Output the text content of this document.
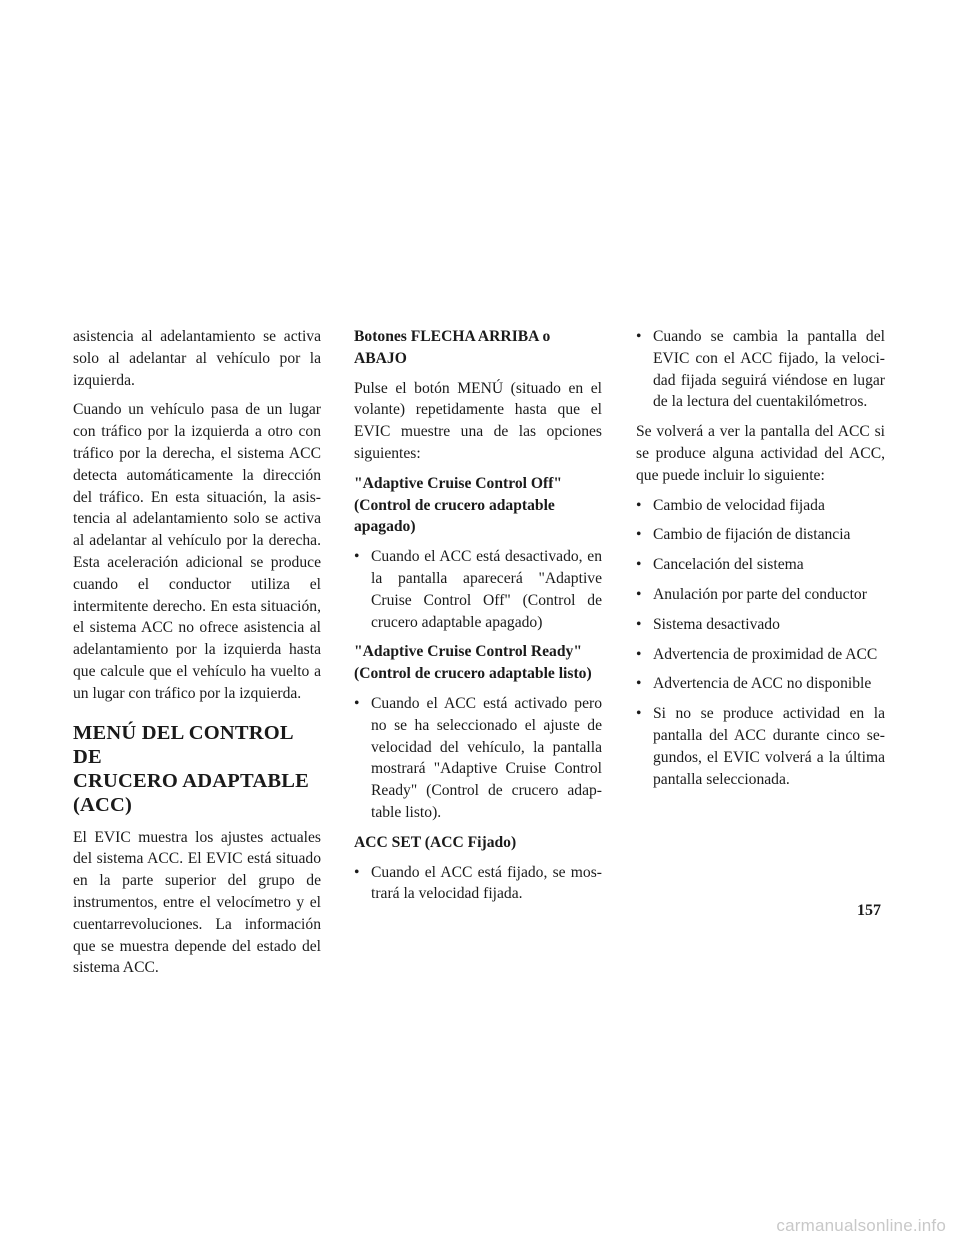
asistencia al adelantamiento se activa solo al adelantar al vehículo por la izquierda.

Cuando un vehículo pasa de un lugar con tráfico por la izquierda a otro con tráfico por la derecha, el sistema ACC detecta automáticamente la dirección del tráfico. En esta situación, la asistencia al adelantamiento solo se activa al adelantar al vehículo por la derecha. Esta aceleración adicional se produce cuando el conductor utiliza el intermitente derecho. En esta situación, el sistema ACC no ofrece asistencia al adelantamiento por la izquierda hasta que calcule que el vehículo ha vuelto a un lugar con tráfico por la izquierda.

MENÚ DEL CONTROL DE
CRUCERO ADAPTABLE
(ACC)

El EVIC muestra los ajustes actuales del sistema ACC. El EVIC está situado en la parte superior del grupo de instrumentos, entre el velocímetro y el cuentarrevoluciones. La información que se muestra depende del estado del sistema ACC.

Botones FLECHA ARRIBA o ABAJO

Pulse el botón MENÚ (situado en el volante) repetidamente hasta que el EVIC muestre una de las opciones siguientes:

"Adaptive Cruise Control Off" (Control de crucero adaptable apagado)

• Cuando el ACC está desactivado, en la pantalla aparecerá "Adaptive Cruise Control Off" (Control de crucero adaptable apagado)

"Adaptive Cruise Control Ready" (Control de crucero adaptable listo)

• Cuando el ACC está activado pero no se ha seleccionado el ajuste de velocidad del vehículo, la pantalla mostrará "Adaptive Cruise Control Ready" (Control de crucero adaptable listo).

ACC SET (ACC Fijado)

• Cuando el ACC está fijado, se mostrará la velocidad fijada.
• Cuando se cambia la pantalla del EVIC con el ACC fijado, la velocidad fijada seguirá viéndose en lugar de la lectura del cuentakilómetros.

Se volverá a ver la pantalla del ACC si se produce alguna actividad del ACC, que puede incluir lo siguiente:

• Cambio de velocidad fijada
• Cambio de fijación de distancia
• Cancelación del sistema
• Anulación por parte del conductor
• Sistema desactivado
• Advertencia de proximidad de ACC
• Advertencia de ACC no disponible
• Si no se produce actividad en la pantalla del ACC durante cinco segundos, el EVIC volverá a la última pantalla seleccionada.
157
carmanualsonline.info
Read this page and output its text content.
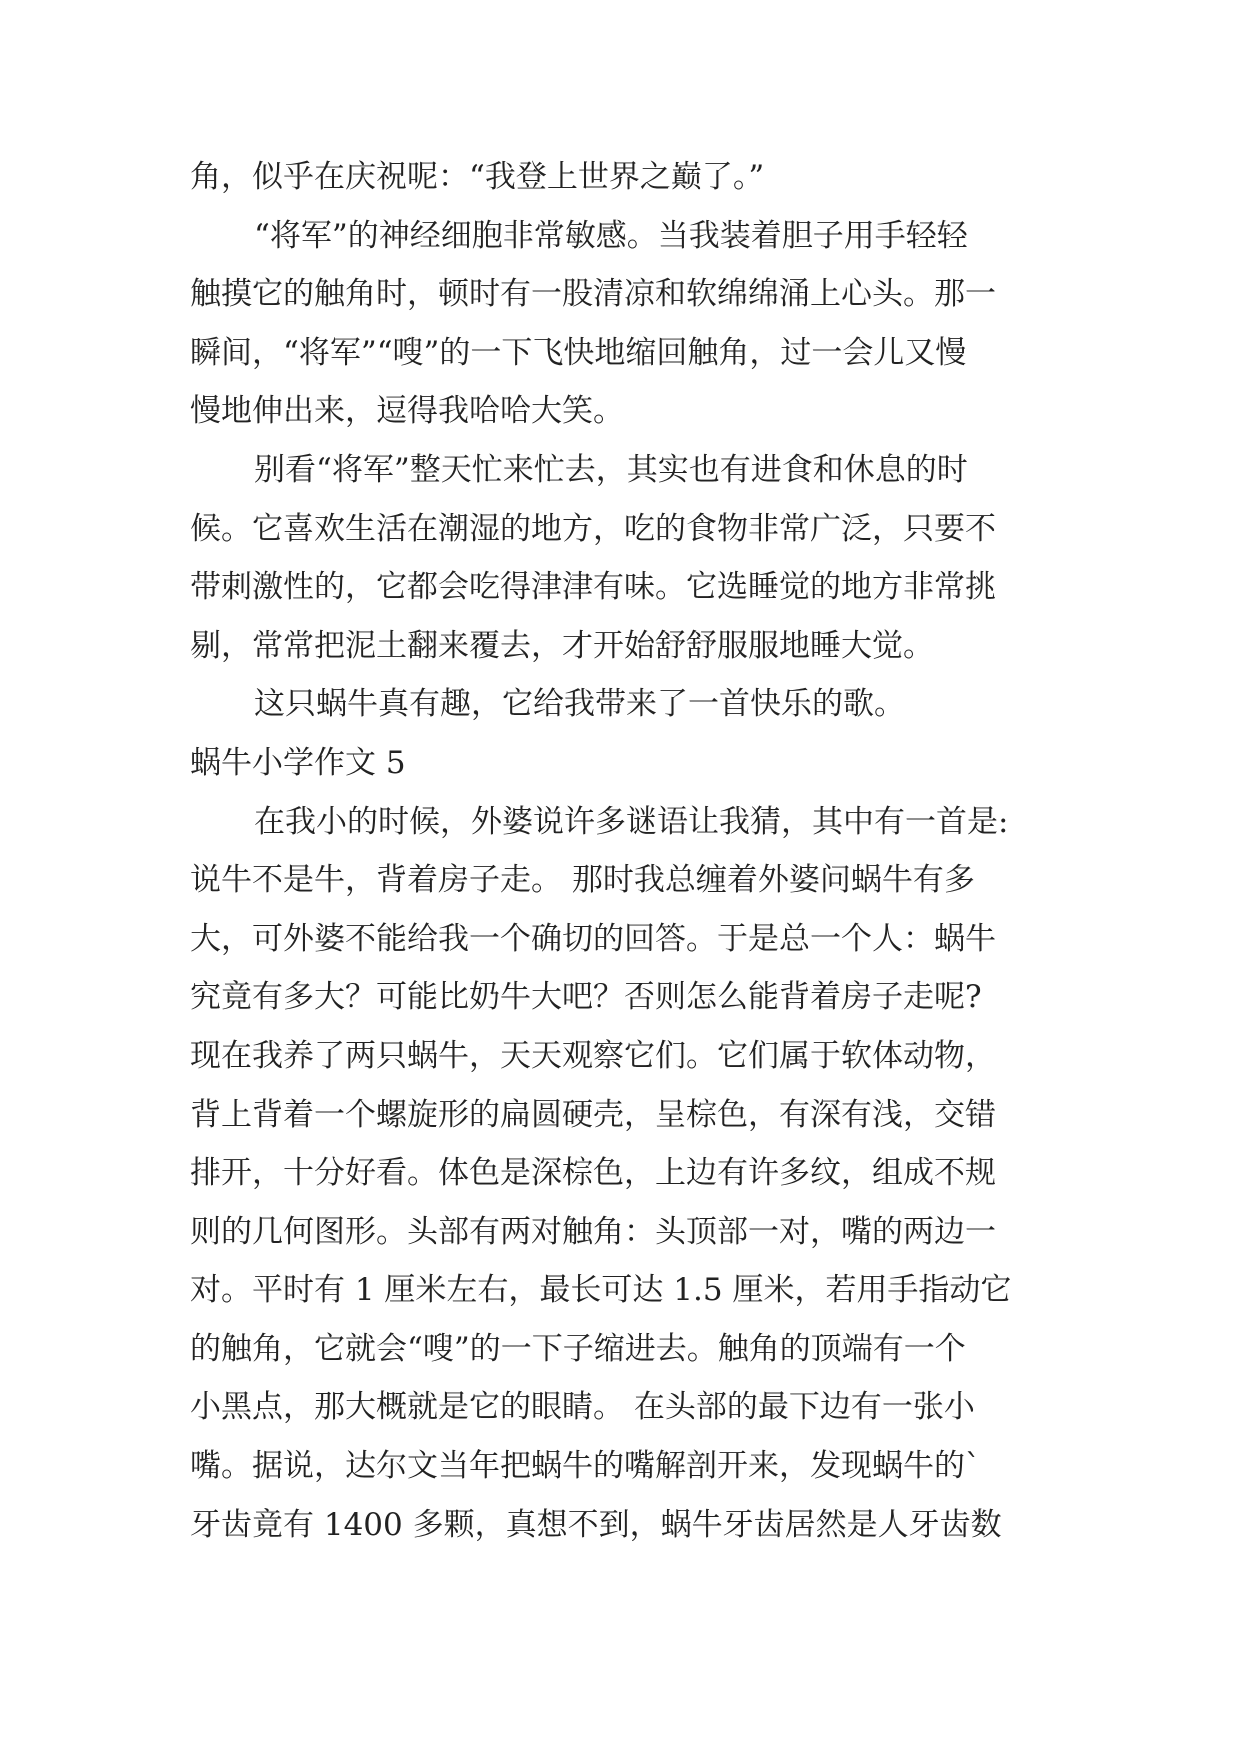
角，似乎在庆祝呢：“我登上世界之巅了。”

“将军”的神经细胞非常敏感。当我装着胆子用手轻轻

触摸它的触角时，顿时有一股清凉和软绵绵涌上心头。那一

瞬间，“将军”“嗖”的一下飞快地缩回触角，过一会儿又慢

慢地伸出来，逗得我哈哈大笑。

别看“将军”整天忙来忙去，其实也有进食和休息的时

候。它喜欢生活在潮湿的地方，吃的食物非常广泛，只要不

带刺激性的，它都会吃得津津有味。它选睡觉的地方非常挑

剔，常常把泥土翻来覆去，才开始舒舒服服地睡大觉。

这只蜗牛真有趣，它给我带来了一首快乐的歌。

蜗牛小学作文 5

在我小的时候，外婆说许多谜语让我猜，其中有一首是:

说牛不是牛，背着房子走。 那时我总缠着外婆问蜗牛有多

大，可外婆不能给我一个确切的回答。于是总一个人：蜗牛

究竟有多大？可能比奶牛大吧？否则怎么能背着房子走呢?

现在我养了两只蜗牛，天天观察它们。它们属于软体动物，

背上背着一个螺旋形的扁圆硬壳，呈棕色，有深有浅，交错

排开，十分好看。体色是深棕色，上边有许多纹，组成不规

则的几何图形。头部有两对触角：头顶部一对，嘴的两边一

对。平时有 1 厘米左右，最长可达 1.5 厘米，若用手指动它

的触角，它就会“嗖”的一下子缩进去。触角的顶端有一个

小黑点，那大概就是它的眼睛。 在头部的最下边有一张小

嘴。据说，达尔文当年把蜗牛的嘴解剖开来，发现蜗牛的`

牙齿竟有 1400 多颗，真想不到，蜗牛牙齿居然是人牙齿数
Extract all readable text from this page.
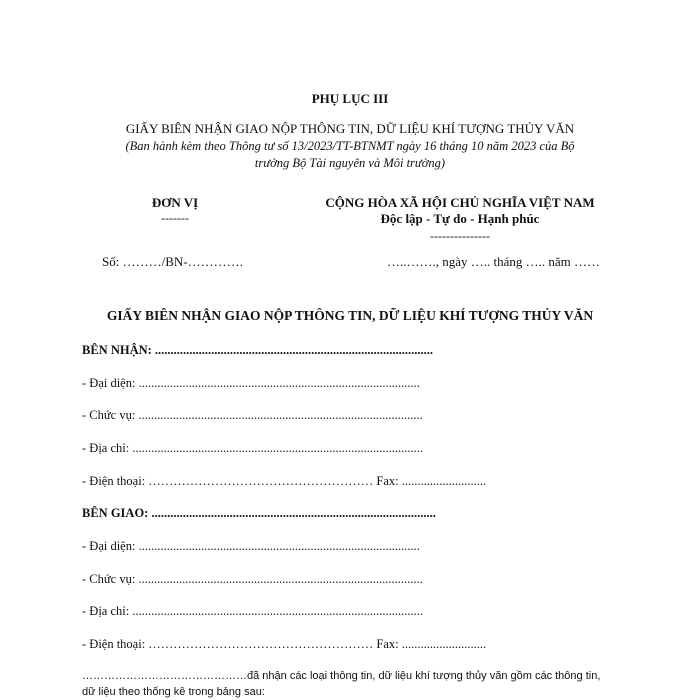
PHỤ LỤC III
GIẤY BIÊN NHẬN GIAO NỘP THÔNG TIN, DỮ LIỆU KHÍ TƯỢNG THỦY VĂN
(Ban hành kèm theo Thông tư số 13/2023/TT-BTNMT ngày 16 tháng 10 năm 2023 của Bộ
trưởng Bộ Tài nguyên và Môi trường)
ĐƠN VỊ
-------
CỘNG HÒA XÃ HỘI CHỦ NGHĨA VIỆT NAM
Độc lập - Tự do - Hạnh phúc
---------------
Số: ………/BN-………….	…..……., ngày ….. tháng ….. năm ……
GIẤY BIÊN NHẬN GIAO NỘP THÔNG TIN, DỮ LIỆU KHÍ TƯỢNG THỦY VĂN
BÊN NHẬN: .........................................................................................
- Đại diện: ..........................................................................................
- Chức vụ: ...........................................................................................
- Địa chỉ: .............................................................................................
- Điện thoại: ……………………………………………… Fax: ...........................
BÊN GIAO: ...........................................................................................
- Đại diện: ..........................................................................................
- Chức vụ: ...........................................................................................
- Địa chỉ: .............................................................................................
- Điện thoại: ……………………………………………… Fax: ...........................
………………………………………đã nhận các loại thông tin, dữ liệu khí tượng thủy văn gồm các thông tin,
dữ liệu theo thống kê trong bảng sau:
_ _ _
Short exercise.
Output, exactly, all the records above; include no pictures.

Exercise output.
Output the text content of this document.
asistencia al adelantamiento se activa solo al adelantar al vehículo por la izquierda.

Cuando un vehículo pasa de un lugar con tráfico por la izquierda a otro con tráfico por la derecha, el sistema ACC detecta automáticamente la dirección del tráfico. En esta situación, la asistencia al adelantamiento solo se activa al adelantar al vehículo por la derecha. Esta aceleración adicional se produce cuando el conductor utiliza el intermitente derecho. En esta situación, el sistema ACC no ofrece asistencia al adelantamiento por la izquierda hasta que calcule que el vehículo ha vuelto a un lugar con tráfico por la izquierda.

MENÚ DEL CONTROL DE
CRUCERO ADAPTABLE
(ACC)

El EVIC muestra los ajustes actuales del sistema ACC. El EVIC está situado en la parte superior del grupo de instrumentos, entre el velocímetro y el cuentarrevoluciones. La información que se muestra depende del estado del sistema ACC.

Botones FLECHA ARRIBA o ABAJO

Pulse el botón MENÚ (situado en el volante) repetidamente hasta que el EVIC muestre una de las opciones siguientes:

"Adaptive Cruise Control Off" (Control de crucero adaptable apagado)

• Cuando el ACC está desactivado, en la pantalla aparecerá "Adaptive Cruise Control Off" (Control de crucero adaptable apagado)

"Adaptive Cruise Control Ready" (Control de crucero adaptable listo)

• Cuando el ACC está activado pero no se ha seleccionado el ajuste de velocidad del vehículo, la pantalla mostrará "Adaptive Cruise Control Ready" (Control de crucero adaptable listo).

ACC SET (ACC Fijado)

• Cuando el ACC está fijado, se mostrará la velocidad fijada.
• Cuando se cambia la pantalla del EVIC con el ACC fijado, la velocidad fijada seguirá viéndose en lugar de la lectura del cuentakilómetros.

Se volverá a ver la pantalla del ACC si se produce alguna actividad del ACC, que puede incluir lo siguiente:

• Cambio de velocidad fijada
• Cambio de fijación de distancia
• Cancelación del sistema
• Anulación por parte del conductor
• Sistema desactivado
• Advertencia de proximidad de ACC
• Advertencia de ACC no disponible
• Si no se produce actividad en la pantalla del ACC durante cinco segundos, el EVIC volverá a la última pantalla seleccionada.
157
carmanualsonline.info
Read this page and output its text content.
角，似乎在庆祝呢：“我登上世界之巅了。”

“将军”的神经细胞非常敏感。当我装着胆子用手轻轻

触摸它的触角时，顿时有一股清凉和软绵绵涌上心头。那一

瞬间，“将军”“嗖”的一下飞快地缩回触角，过一会儿又慢

慢地伸出来，逗得我哈哈大笑。

别看“将军”整天忙来忙去，其实也有进食和休息的时

候。它喜欢生活在潮湿的地方，吃的食物非常广泛，只要不

带刺激性的，它都会吃得津津有味。它选睡觉的地方非常挑

剔，常常把泥土翻来覆去，才开始舒舒服服地睡大觉。

这只蜗牛真有趣，它给我带来了一首快乐的歌。

蜗牛小学作文 5

在我小的时候，外婆说许多谜语让我猜，其中有一首是:

说牛不是牛，背着房子走。 那时我总缠着外婆问蜗牛有多

大，可外婆不能给我一个确切的回答。于是总一个人：蜗牛

究竟有多大？可能比奶牛大吧？否则怎么能背着房子走呢?

现在我养了两只蜗牛，天天观察它们。它们属于软体动物，

背上背着一个螺旋形的扁圆硬壳，呈棕色，有深有浅，交错

排开，十分好看。体色是深棕色，上边有许多纹，组成不规

则的几何图形。头部有两对触角：头顶部一对，嘴的两边一

对。平时有 1 厘米左右，最长可达 1.5 厘米，若用手指动它

的触角，它就会“嗖”的一下子缩进去。触角的顶端有一个

小黑点，那大概就是它的眼睛。 在头部的最下边有一张小

嘴。据说，达尔文当年把蜗牛的嘴解剖开来，发现蜗牛的`

牙齿竟有 1400 多颗，真想不到，蜗牛牙齿居然是人牙齿数
Extract all readable text from this page.
PHỤ LỤC III
GIẤY BIÊN NHẬN GIAO NỘP THÔNG TIN, DỮ LIỆU KHÍ TƯỢNG THỦY VĂN
(Ban hành kèm theo Thông tư số 13/2023/TT-BTNMT ngày 16 tháng 10 năm 2023 của Bộ
trưởng Bộ Tài nguyên và Môi trường)
ĐƠN VỊ
-------
CỘNG HÒA XÃ HỘI CHỦ NGHĨA VIỆT NAM
Độc lập - Tự do - Hạnh phúc
---------------
Số: ………/BN-………….	…..……., ngày ….. tháng ….. năm ……
GIẤY BIÊN NHẬN GIAO NỘP THÔNG TIN, DỮ LIỆU KHÍ TƯỢNG THỦY VĂN
BÊN NHẬN: .........................................................................................
- Đại diện: ..........................................................................................
- Chức vụ: ...........................................................................................
- Địa chỉ: .............................................................................................
- Điện thoại: ……………………………………………… Fax: ...........................
BÊN GIAO: ...........................................................................................
- Đại diện: ..........................................................................................
- Chức vụ: ...........................................................................................
- Địa chỉ: .............................................................................................
- Điện thoại: ……………………………………………… Fax: ...........................
………………………………………đã nhận các loại thông tin, dữ liệu khí tượng thủy văn gồm các thông tin,
dữ liệu theo thống kê trong bảng sau:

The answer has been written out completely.